* _TESTO_

▶

GAND - Sei milioni di produzione subito. Fino a otto milioni con due milioni di tonnellate che arriverebbero da altri stabilimenti del gruppo. Arcelormittal lancia la sua sfida per l’acquisto dell’Ilva e illustra, per la prima volta, l’idea di turnaround per il colosso siderurgico di Taranto. Lo ha fatto ieri Geert Van Poelvoord, Ceo europeo dei prodotti piani, in una conferenza dallo stabilimento che è il fiore all’occhiello per ricerca e produzione di qualità, la fabbrica di Gand. Cuore della compagnia prima produttrice d’acciaio nel mondo, in Belgio, nel cuore dell’Europa.
Diciotto chilometri dalla città delle Fiandre, poche centinaia di metri dalla frazione più vicina, a Gand dove gli operai arrivano in bicicletta passando attraverso una foresta di duecento ettari. Qui il ciclo integrale viene assicurato da due altoforni per una produzione che l’anno scorso ha superato i cinque milioni di tonnellate. Ottocento ettari in tutto, dove il parco delle materie prime costeggia il canale Gent-Terneuzen e i laminatoi degli anni Sessanta sono affiancati dalle pale eoliche. «Perché per noi l’importanza dell’ambiente è fondamentale ed è per questo che piantiamo alberi», dicono dalla direzione dello stabilimento. Conservare la tradizione puntando all’innovazione. A fianco alla colata continua da 1.500 gradi ci sono laboratori di ricerca che arrivano a riciclare l’acqua per 25 volte fino a ottenere premi dal governo belga. E ogni bramma, ogni coils, le singole bobine, viene fotografata più volte per ottenere il massimo standard di qualità e la tracciabilità completa di fronte ai clienti. Una proiezione. Gand come Taranto ma con un programma di lunga durata, con una visione del lungo periodo.

◀

* _VOCI DI DATI_
▶

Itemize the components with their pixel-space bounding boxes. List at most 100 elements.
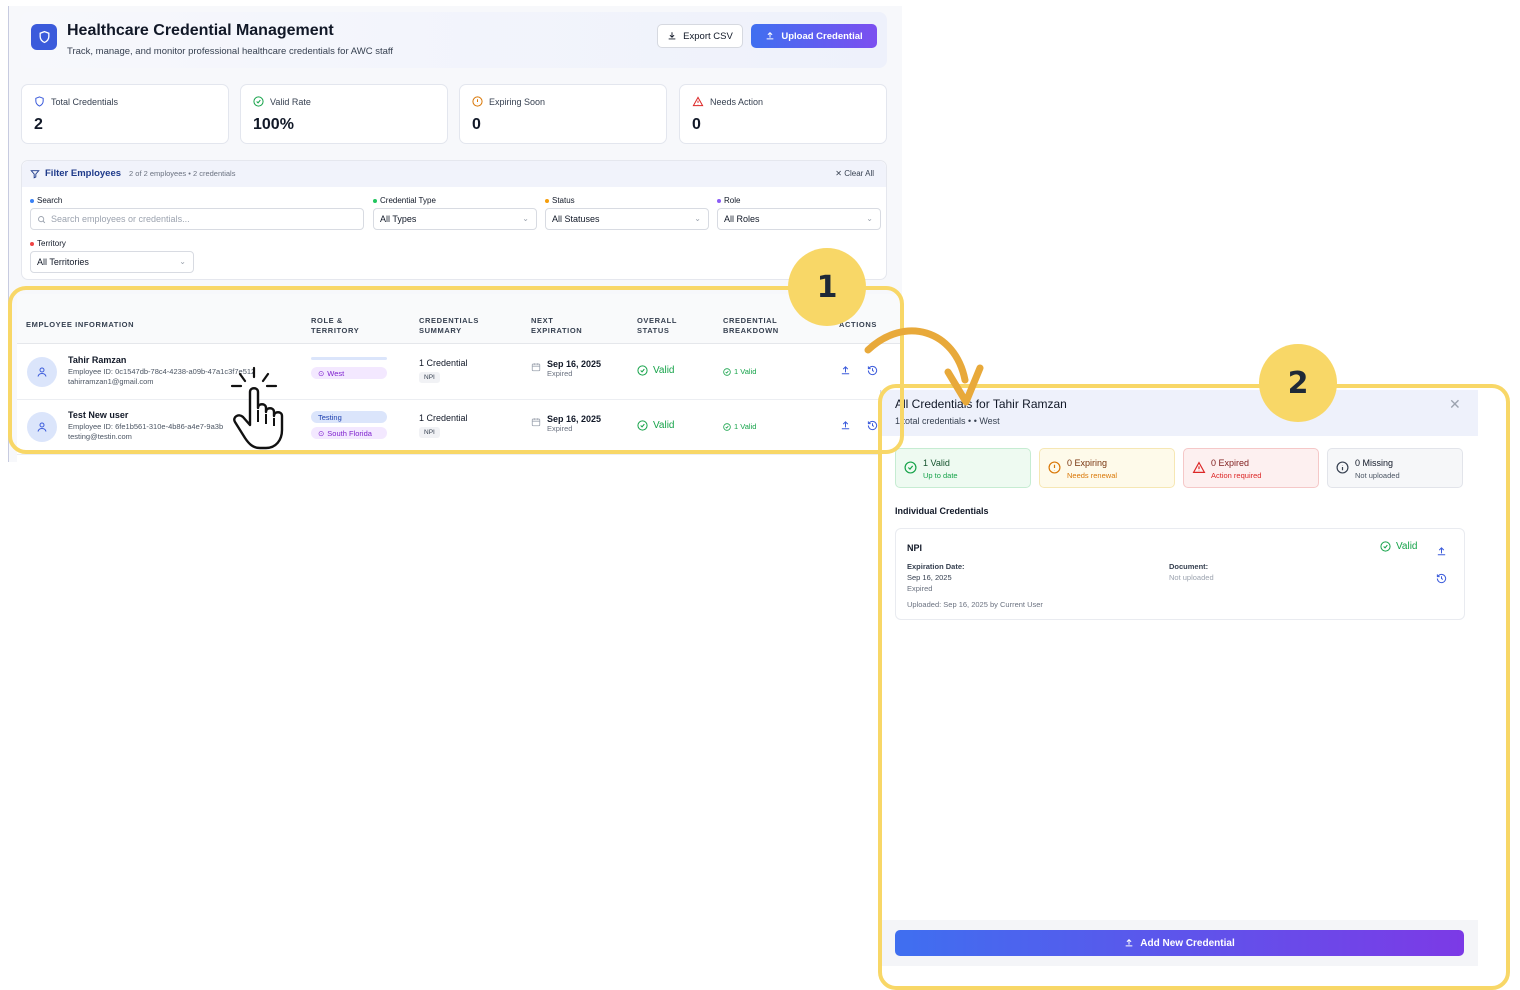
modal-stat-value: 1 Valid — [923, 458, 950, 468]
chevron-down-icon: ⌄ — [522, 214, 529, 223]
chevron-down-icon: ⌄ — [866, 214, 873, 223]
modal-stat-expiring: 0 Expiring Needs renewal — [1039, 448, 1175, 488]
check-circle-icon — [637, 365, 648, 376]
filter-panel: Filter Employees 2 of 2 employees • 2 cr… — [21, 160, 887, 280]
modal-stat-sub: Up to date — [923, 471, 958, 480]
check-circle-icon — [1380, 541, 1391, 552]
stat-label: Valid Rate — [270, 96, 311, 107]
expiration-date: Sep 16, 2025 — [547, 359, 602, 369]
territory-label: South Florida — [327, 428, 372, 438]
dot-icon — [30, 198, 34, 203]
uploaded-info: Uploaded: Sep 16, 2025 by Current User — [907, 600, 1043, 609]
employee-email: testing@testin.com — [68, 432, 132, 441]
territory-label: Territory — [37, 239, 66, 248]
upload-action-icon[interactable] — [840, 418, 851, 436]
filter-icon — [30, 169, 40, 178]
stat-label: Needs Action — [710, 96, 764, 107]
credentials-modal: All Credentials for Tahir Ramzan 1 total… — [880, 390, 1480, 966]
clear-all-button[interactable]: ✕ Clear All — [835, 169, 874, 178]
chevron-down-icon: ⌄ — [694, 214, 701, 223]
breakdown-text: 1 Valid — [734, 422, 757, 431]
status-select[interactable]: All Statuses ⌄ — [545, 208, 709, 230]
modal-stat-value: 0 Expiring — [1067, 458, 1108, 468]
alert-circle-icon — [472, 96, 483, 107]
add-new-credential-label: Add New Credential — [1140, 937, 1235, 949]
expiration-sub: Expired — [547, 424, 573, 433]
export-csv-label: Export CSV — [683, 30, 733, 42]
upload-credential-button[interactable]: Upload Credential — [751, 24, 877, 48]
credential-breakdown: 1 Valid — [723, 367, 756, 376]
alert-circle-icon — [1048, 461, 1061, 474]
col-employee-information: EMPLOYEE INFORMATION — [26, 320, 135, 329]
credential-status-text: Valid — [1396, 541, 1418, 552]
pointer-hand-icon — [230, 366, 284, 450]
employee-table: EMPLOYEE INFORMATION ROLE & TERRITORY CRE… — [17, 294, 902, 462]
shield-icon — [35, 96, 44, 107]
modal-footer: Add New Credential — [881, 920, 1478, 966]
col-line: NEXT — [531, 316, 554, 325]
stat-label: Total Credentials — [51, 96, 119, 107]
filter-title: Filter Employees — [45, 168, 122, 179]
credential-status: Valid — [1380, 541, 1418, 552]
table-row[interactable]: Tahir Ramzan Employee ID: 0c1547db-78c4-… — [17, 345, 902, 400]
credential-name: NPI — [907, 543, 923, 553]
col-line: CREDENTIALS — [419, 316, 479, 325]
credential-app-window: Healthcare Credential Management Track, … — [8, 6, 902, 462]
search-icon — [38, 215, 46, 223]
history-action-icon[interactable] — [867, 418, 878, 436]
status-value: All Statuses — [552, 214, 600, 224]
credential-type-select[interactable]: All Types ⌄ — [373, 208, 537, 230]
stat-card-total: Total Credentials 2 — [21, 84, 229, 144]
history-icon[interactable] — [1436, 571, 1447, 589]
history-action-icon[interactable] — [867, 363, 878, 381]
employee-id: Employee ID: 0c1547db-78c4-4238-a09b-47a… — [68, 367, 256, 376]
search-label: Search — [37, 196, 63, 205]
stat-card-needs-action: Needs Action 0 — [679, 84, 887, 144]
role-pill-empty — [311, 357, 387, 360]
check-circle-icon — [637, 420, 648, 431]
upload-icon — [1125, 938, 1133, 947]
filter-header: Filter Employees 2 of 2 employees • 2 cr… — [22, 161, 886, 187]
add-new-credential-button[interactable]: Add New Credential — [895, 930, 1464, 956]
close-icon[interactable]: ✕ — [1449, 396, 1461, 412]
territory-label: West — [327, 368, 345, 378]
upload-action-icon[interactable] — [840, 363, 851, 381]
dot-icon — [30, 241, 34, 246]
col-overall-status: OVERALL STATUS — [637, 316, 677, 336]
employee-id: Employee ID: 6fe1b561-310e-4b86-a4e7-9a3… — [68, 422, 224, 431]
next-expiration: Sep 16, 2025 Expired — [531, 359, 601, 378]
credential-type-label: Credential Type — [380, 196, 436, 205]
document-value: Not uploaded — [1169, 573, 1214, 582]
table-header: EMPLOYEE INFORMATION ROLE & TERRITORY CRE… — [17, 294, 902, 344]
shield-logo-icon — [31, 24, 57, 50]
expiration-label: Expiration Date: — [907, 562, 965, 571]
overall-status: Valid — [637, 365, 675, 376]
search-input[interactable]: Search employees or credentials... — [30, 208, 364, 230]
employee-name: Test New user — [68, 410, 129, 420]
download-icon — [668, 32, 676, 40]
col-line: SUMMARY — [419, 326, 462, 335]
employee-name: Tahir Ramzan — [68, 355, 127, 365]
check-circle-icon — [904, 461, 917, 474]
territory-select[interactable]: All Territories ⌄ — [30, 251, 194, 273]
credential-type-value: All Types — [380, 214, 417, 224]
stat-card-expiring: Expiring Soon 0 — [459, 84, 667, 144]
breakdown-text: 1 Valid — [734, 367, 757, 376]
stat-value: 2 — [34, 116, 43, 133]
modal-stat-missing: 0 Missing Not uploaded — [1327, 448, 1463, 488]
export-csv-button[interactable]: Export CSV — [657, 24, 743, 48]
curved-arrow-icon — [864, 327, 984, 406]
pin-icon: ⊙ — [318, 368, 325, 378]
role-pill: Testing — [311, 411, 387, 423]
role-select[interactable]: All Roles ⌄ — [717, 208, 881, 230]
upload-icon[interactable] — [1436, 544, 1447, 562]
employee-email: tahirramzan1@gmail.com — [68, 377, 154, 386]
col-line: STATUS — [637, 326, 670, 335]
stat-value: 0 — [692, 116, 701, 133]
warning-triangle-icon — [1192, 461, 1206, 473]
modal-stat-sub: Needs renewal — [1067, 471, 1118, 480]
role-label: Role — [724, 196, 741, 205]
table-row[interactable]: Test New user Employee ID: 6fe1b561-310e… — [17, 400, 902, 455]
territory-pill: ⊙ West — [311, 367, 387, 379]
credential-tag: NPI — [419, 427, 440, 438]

◀
▶

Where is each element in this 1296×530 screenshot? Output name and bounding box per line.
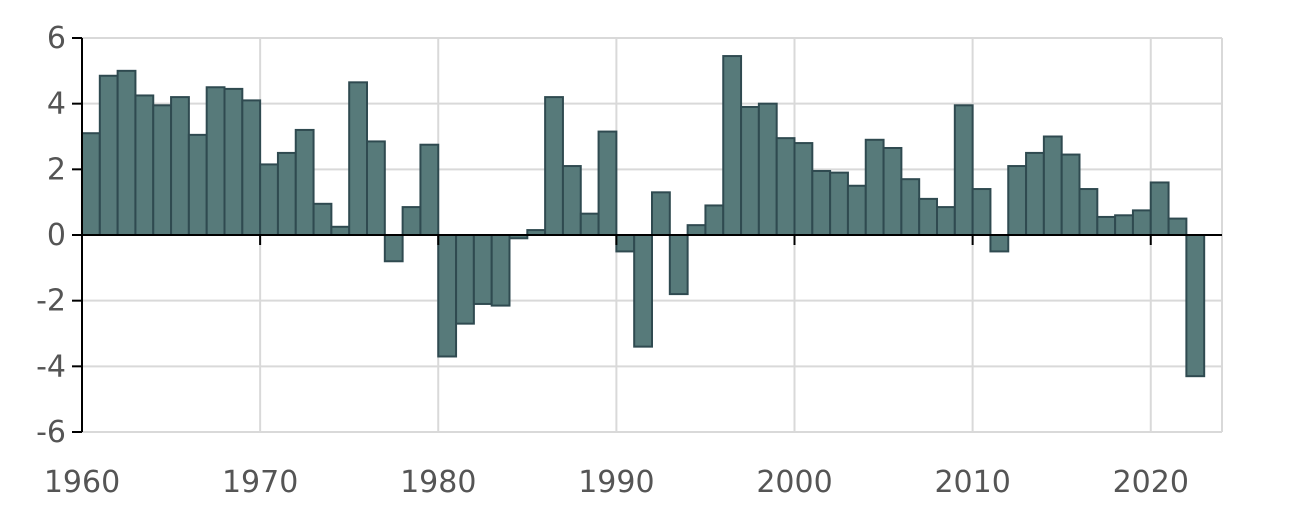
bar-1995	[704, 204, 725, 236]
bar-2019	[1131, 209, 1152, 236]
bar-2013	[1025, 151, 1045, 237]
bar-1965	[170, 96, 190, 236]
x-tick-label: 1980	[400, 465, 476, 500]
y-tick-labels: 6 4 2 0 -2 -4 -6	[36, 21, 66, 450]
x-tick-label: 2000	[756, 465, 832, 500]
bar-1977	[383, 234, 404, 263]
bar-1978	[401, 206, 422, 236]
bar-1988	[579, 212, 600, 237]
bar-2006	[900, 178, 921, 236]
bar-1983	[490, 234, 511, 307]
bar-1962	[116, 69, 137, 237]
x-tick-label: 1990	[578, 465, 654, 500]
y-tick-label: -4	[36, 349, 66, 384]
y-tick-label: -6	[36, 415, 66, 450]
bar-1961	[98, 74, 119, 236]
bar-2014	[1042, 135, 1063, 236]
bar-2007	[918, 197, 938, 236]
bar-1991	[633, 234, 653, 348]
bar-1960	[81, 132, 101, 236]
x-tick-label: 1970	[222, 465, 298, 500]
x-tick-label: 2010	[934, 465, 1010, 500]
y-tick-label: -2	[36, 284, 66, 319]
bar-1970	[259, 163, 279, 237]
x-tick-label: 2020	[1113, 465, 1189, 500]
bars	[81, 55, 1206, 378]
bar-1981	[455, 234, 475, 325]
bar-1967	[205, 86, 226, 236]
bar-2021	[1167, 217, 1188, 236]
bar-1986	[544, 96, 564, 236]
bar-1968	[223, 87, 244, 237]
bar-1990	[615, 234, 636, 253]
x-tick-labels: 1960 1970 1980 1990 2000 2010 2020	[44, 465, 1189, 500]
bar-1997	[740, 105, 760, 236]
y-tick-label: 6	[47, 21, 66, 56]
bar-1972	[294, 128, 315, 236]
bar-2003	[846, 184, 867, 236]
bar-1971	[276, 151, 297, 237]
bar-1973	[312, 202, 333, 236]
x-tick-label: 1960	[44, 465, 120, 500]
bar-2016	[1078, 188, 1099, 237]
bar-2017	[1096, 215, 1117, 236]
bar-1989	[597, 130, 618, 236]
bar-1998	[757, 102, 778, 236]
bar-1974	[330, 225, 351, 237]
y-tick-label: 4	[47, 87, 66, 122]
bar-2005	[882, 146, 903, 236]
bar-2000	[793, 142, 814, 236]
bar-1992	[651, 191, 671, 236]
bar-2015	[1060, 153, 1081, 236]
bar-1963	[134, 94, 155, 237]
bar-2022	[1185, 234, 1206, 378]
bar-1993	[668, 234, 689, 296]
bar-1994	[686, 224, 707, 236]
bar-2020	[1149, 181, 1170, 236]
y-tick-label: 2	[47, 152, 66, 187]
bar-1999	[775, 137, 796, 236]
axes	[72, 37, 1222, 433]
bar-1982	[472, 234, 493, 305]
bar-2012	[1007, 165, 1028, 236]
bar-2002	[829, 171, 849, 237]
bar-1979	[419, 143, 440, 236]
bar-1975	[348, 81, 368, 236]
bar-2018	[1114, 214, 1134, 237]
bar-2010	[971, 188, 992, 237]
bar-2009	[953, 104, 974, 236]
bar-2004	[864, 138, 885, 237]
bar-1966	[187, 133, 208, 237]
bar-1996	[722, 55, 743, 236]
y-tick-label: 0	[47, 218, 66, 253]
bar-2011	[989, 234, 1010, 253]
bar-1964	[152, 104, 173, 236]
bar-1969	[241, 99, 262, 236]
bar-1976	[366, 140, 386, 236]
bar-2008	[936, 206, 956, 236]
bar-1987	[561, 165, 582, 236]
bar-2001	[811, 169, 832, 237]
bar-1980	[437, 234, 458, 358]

◀
▶

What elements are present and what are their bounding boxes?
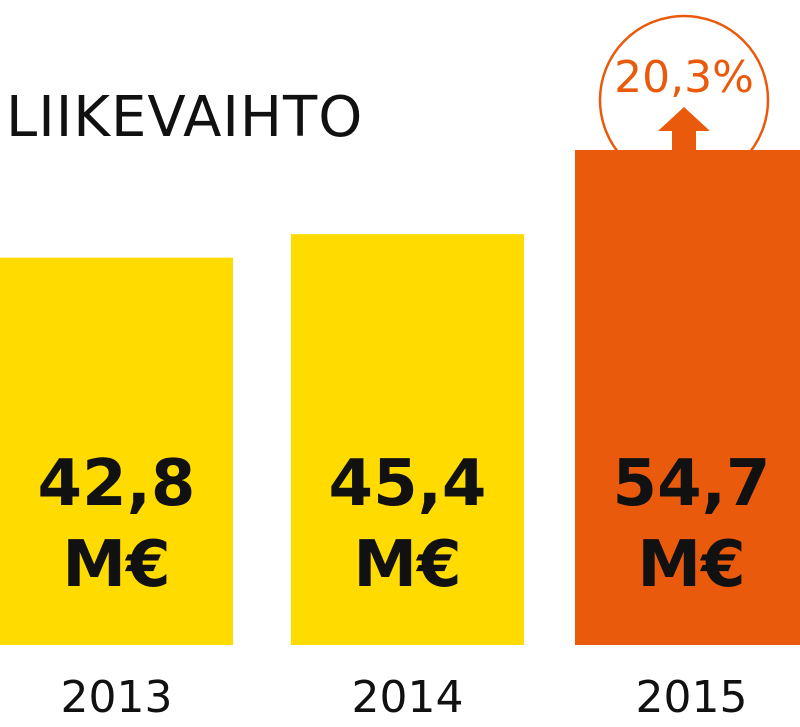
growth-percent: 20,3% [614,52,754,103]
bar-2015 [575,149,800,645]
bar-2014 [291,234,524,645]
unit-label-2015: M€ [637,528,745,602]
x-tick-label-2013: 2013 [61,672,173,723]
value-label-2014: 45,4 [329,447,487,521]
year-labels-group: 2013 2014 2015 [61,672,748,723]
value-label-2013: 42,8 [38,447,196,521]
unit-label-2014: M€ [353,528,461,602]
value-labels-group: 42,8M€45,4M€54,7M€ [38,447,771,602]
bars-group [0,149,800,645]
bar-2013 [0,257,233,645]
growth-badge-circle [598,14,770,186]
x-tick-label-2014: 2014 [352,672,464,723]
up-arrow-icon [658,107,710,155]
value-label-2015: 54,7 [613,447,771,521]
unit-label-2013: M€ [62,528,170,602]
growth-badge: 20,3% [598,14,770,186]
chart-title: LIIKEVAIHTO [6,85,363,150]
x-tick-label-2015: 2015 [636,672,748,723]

◀

* _REQUISITI DEL COMPITO_
Scrivi il seguito dell'articolo sulla proposta di Arcelormittal per l'Ilva, ripartendo subito dopo l'ultima frase riportata.

* _SVOLGIMENTO_
Tre gli altoforni che Arcelormittal intenderebbe infatti utilizzare nel capoluogo jonico per assicurare da subito il limite massimo di sei milioni imposto dai vincoli di legge fino al completamento delle prescrizioni ambientali. Gli altri due milioni, per i primi anni, potrebbero essere comunque raggiunti con le bramme già pronte, probabilmente quelle realizzate dallo stabilimento francese più vicino. L’impegno economico che deriverebbe dal risanamento dell’altoforno numero 5, il maggiore di quelli jonici è uno dei più grandi d’Europa, appare al momento troppo oneroso (la stima è di circa 250-300 milioni di euro) per essere considerato. D’altra parte la volontà di Arcelormittal è acquisire il gruppo Ilva – in tutti i suoi asset, compresi gli stabilimenti di Genova e Novi Ligure - per avviare la produzione da subito, valutando successivamente quali impianti far tornare a regime per rendere nuovamente competitiva l’Ilva. «Siamo pronti a partire dal primo giorno. La nostra prima sfida su Taranto è ambientale, la seconda di trasformazione industriale che è complessa come la prima, la terza è commerciale perché l’Ilva ha una reputazione negativa sul mercato. Occorre produzione di massima qualità per ritornare a convincere i clienti», ha detto il manager.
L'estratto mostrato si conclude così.